Read the records below and copy each line that contains "SANDIWAY".

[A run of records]
= = =

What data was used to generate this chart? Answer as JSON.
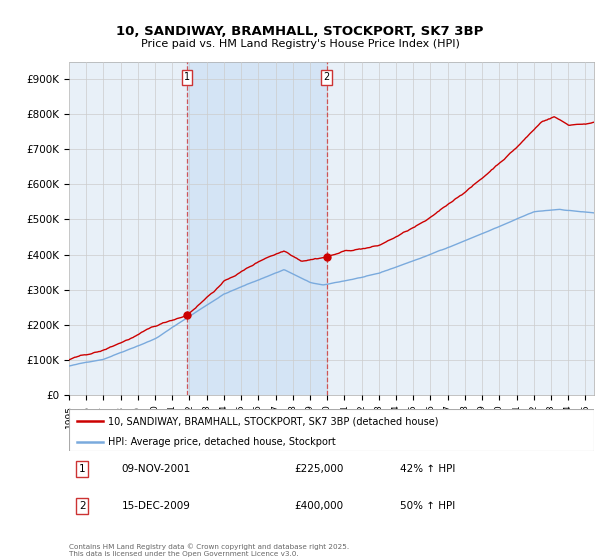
{
  "title": "10, SANDIWAY, BRAMHALL, STOCKPORT, SK7 3BP",
  "subtitle": "Price paid vs. HM Land Registry's House Price Index (HPI)",
  "ylabel_ticks": [
    "£0",
    "£100K",
    "£200K",
    "£300K",
    "£400K",
    "£500K",
    "£600K",
    "£700K",
    "£800K",
    "£900K"
  ],
  "ytick_values": [
    0,
    100000,
    200000,
    300000,
    400000,
    500000,
    600000,
    700000,
    800000,
    900000
  ],
  "ylim": [
    0,
    950000
  ],
  "xlim_start": 1995.0,
  "xlim_end": 2025.5,
  "marker1_x": 2001.86,
  "marker2_x": 2009.96,
  "red_line_color": "#cc0000",
  "blue_line_color": "#7aaadd",
  "vline_color": "#cc3333",
  "shade_color": "#ccddf5",
  "grid_color": "#cccccc",
  "background_color": "#ddeeff",
  "plot_bg_color": "#e8f0f8",
  "legend_red_label": "10, SANDIWAY, BRAMHALL, STOCKPORT, SK7 3BP (detached house)",
  "legend_blue_label": "HPI: Average price, detached house, Stockport",
  "annotation1_date": "09-NOV-2001",
  "annotation1_price": "£225,000",
  "annotation1_hpi": "42% ↑ HPI",
  "annotation2_date": "15-DEC-2009",
  "annotation2_price": "£400,000",
  "annotation2_hpi": "50% ↑ HPI",
  "footer": "Contains HM Land Registry data © Crown copyright and database right 2025.\nThis data is licensed under the Open Government Licence v3.0."
}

= = =

Result of this task.
  "title": "10, SANDIWAY, BRAMHALL, STOCKPORT, SK7 3BP",
  "legend_red_label": "10, SANDIWAY, BRAMHALL, STOCKPORT, SK7 3BP (detached house)",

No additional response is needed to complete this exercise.